INPUT DATA>

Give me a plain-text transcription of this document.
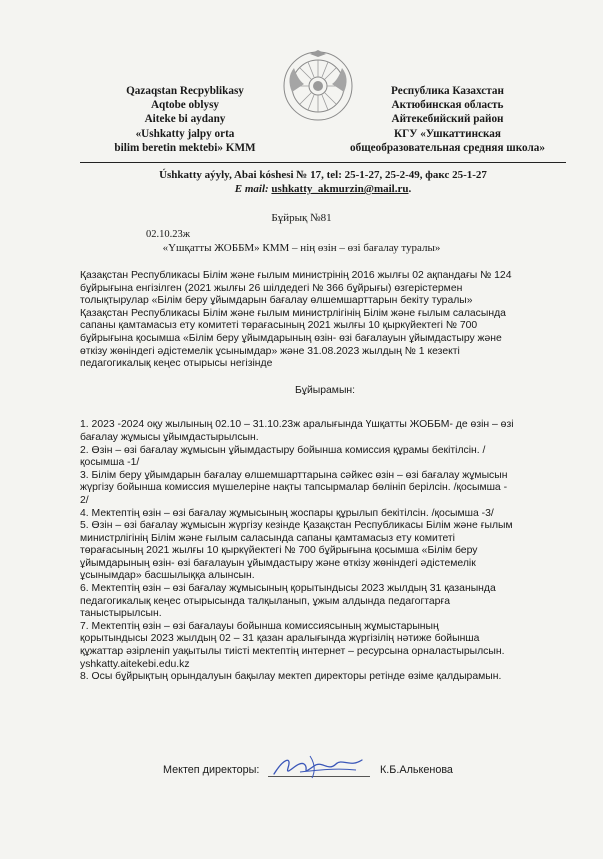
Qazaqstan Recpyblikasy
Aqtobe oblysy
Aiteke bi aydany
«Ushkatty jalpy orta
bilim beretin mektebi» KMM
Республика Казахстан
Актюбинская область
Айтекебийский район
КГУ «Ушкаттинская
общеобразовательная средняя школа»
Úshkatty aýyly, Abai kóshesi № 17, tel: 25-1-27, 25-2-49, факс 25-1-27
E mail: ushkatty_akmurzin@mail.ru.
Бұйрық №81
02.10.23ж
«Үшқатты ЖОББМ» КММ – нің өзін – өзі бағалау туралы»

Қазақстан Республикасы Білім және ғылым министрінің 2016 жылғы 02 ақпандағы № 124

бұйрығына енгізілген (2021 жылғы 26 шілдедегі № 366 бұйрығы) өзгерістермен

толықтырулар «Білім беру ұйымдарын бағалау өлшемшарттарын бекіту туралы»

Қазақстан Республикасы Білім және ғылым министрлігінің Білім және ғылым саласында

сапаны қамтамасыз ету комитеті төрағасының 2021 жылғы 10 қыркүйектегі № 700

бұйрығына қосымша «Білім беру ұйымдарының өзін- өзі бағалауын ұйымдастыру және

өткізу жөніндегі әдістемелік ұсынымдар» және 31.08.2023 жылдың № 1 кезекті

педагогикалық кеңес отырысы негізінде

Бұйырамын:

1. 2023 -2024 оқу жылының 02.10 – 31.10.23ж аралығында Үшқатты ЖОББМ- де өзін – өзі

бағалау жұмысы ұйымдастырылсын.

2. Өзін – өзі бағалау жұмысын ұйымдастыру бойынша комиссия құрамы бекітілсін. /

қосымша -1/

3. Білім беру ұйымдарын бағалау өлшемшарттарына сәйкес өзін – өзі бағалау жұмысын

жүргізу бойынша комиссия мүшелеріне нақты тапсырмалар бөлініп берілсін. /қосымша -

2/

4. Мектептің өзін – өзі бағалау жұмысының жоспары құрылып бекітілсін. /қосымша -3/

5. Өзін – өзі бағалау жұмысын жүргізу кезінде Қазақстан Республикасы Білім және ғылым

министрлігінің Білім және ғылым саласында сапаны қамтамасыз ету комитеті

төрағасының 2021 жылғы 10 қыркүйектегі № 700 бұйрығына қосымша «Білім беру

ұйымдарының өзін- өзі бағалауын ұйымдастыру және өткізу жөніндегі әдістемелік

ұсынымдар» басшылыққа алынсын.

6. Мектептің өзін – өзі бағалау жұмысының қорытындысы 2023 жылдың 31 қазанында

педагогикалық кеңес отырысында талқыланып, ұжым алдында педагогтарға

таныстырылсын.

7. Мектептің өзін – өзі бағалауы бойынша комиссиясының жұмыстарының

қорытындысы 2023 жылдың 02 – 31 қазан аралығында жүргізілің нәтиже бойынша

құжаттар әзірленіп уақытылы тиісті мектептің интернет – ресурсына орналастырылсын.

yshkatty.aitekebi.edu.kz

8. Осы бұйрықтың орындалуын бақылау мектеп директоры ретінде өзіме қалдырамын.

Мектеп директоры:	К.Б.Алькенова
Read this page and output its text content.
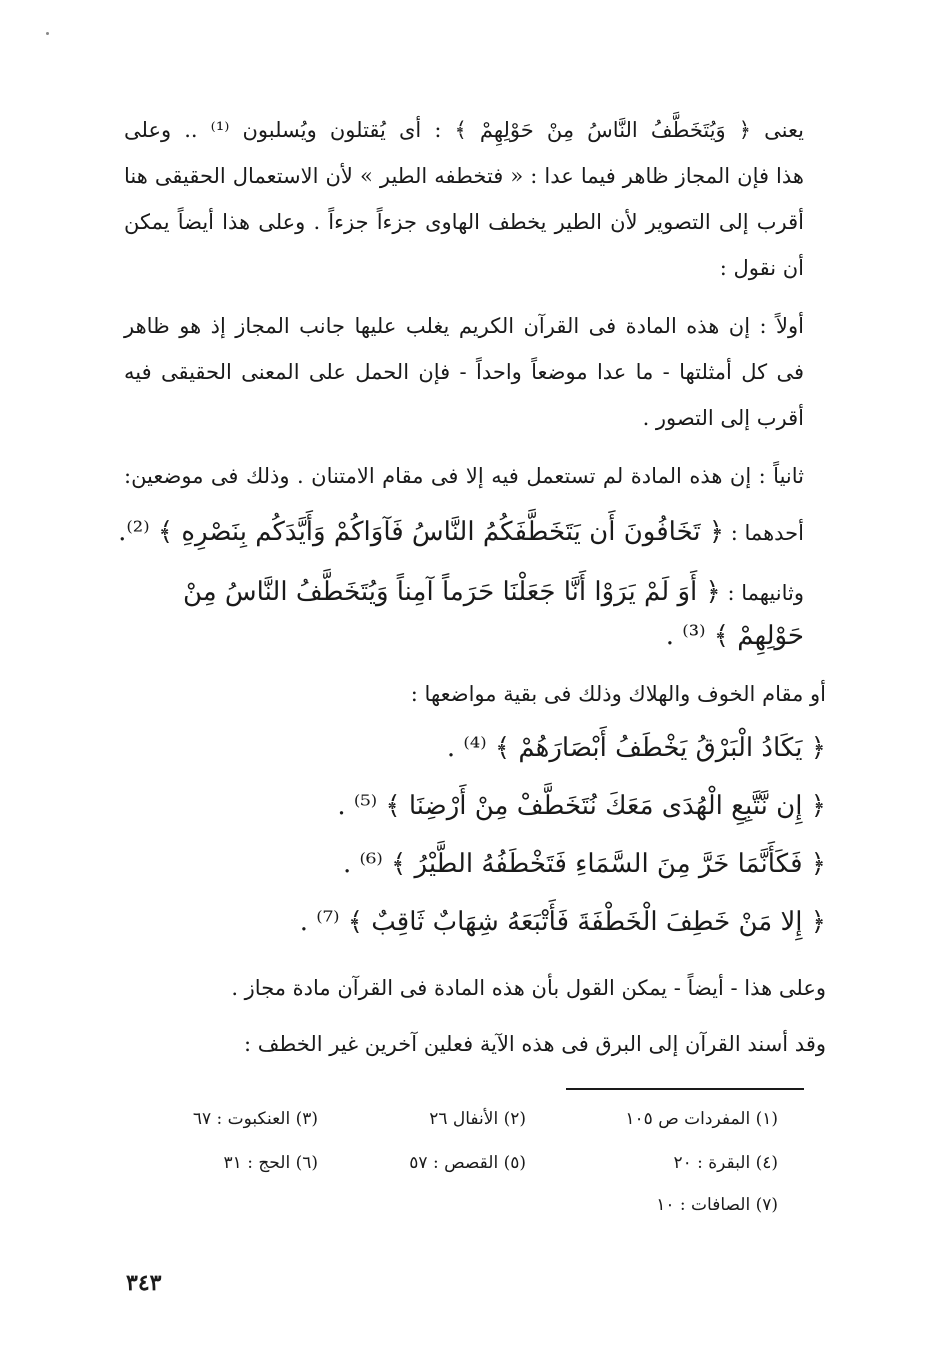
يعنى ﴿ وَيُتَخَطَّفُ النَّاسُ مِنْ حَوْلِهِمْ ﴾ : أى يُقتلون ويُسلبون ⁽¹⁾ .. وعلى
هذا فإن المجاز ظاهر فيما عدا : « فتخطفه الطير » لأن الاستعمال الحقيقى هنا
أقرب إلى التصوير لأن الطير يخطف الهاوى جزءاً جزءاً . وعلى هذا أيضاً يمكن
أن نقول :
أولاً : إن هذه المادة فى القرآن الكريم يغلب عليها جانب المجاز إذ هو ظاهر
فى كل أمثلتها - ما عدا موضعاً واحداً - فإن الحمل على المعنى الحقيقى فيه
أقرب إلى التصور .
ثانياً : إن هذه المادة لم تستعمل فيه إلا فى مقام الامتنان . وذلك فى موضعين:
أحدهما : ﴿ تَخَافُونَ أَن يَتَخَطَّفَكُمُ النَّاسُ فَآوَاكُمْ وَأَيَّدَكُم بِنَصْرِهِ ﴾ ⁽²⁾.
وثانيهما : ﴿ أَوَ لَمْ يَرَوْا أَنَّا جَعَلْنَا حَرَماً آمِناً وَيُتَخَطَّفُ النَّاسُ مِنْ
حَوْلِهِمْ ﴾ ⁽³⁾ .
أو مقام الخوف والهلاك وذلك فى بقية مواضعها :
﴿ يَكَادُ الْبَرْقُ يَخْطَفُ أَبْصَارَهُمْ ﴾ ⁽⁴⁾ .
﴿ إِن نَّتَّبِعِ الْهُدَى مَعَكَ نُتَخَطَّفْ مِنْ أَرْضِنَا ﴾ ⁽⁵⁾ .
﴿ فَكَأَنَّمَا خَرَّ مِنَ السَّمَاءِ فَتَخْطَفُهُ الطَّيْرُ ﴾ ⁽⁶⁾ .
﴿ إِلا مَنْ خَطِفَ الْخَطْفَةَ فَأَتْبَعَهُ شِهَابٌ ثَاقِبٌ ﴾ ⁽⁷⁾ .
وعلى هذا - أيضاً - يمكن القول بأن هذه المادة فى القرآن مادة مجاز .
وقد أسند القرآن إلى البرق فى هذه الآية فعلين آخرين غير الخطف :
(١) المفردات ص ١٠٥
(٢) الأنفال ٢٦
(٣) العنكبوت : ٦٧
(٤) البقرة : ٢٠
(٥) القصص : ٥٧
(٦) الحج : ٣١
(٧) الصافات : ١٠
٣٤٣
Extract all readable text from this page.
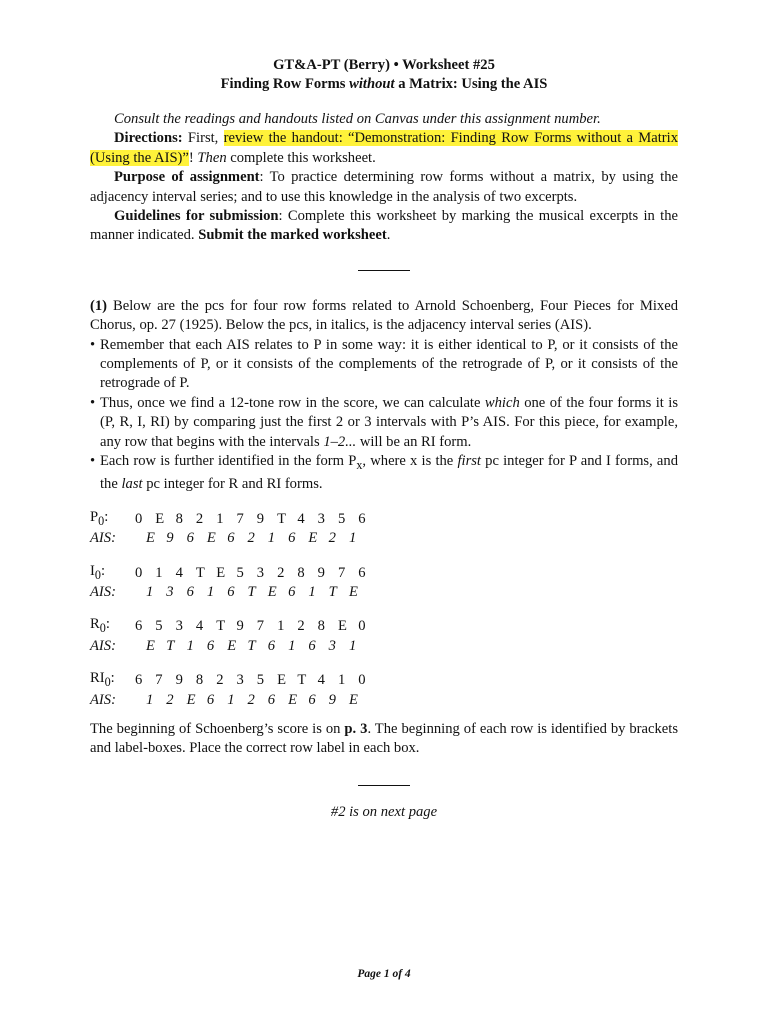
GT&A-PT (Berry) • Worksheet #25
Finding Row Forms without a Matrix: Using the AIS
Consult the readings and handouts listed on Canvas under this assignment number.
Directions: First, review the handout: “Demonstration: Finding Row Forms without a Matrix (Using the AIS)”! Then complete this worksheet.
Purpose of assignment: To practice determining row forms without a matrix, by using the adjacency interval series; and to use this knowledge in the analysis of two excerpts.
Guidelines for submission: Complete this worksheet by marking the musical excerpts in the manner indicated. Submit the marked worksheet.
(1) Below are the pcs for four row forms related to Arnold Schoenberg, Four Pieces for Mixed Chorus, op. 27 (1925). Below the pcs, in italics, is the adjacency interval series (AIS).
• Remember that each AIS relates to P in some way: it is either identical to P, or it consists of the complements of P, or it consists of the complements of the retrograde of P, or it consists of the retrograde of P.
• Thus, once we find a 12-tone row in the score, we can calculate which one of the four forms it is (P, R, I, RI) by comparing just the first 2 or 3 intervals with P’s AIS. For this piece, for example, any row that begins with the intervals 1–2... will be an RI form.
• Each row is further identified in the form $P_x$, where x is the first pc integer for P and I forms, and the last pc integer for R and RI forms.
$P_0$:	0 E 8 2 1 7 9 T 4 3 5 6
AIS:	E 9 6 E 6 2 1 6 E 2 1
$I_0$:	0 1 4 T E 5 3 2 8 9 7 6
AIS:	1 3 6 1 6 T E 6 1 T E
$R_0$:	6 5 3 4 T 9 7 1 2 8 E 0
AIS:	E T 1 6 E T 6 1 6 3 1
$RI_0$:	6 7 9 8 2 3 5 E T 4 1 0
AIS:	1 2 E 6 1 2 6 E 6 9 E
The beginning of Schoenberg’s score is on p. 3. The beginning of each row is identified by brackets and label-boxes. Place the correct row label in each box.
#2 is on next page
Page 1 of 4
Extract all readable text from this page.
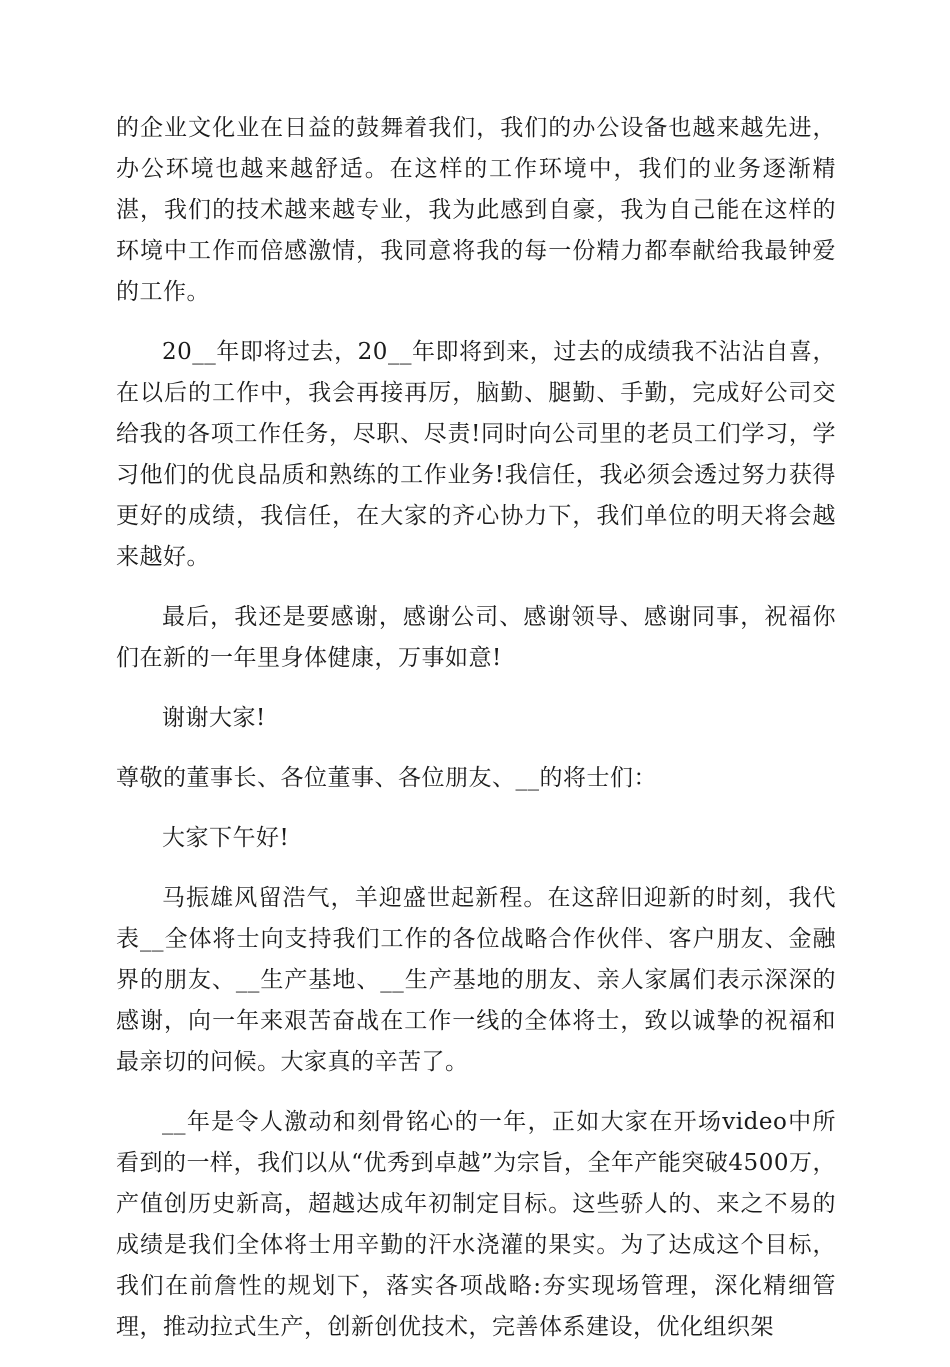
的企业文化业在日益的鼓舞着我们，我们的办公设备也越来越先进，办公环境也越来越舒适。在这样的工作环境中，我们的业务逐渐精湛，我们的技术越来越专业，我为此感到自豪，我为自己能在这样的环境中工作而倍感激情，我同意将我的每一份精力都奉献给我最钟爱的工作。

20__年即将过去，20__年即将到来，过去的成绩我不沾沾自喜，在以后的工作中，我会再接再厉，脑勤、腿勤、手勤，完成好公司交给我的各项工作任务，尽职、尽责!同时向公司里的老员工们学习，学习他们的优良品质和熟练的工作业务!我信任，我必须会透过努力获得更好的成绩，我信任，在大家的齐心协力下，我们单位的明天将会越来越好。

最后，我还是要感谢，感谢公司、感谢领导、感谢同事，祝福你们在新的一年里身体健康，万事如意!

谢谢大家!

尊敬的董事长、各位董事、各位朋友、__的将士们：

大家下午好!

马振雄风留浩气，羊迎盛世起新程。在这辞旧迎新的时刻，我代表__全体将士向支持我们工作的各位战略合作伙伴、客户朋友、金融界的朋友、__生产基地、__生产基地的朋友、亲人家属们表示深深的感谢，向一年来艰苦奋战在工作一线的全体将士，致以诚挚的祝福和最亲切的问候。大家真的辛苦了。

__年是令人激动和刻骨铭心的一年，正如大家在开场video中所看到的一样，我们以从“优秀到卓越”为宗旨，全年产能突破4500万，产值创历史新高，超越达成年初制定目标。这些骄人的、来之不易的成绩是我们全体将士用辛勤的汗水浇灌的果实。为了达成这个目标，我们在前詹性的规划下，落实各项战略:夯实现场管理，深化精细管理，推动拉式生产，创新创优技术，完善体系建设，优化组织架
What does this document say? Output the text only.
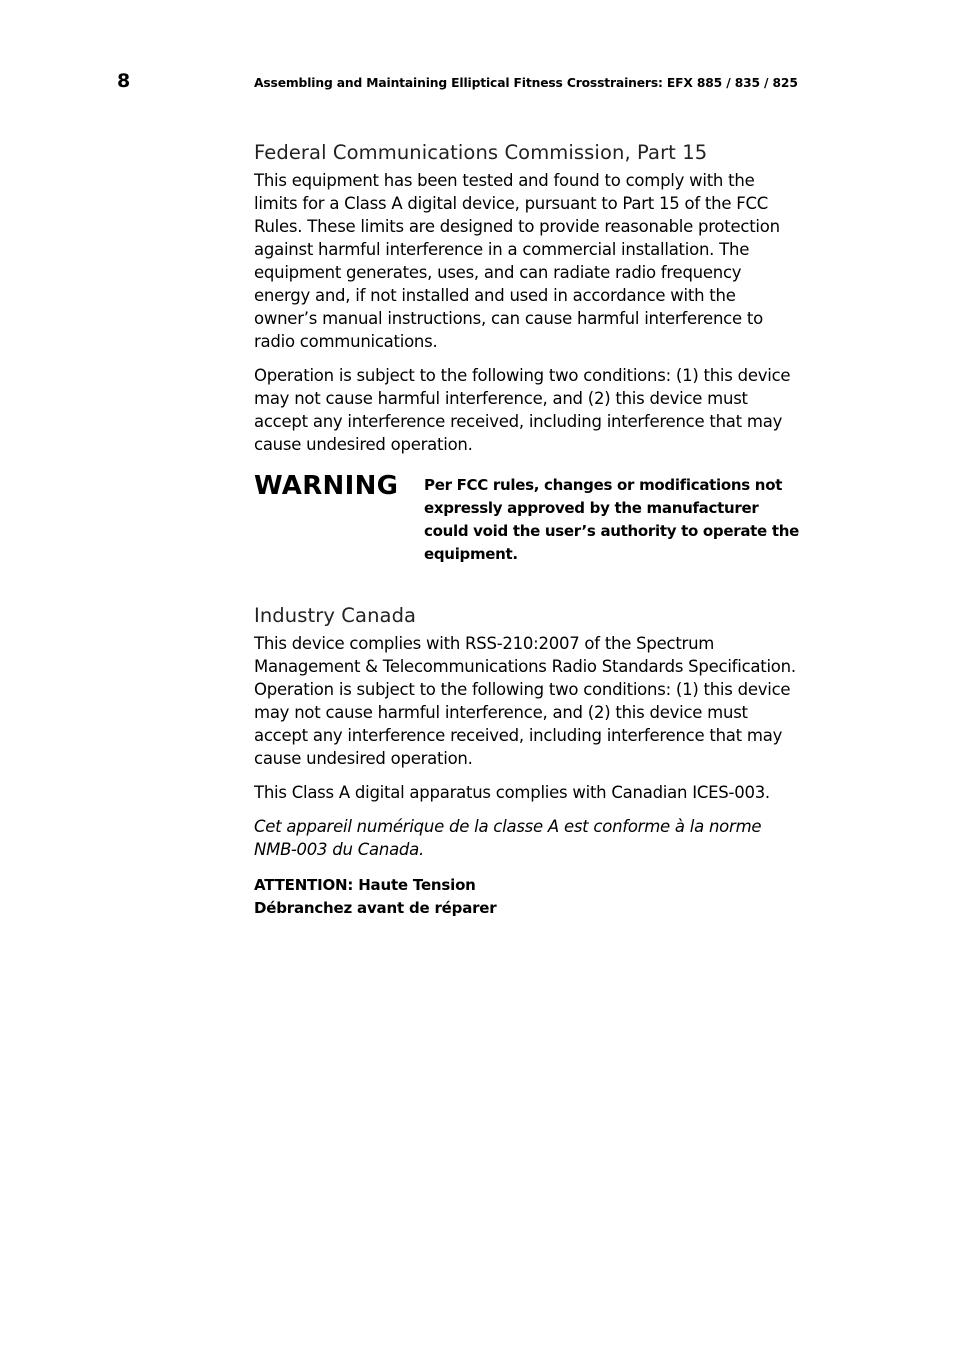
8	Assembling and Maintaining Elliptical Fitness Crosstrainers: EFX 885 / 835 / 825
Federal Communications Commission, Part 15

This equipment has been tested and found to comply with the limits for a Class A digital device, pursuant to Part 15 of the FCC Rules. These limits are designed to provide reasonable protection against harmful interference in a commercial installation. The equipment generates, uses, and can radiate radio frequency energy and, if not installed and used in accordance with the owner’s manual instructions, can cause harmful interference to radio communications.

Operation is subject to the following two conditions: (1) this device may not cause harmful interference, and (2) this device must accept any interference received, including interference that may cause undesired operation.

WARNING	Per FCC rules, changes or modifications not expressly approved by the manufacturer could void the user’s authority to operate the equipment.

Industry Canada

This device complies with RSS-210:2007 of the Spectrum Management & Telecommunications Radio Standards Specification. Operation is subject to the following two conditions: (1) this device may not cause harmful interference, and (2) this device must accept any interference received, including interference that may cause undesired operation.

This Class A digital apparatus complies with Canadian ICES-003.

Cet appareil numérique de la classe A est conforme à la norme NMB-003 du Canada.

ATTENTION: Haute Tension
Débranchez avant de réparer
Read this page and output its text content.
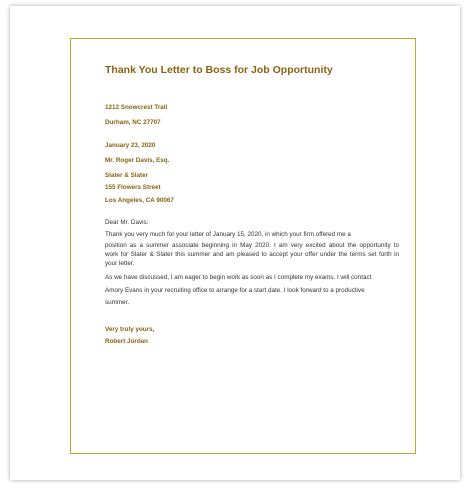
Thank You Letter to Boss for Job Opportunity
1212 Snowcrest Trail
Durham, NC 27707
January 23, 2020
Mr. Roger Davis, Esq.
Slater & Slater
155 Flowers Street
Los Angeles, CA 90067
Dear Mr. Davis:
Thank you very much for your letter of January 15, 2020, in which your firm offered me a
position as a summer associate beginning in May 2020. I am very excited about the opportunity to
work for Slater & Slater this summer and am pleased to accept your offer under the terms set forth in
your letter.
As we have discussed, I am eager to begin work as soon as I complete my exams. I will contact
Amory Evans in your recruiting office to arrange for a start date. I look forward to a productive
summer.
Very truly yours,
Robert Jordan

THE TASK>
Search the data above for lines holding "Canada" and copy each of them.

WORKED ANSWER>
Industry Canada
Cet appareil numérique de la classe A est conforme à la norme NMB-003 du Canada.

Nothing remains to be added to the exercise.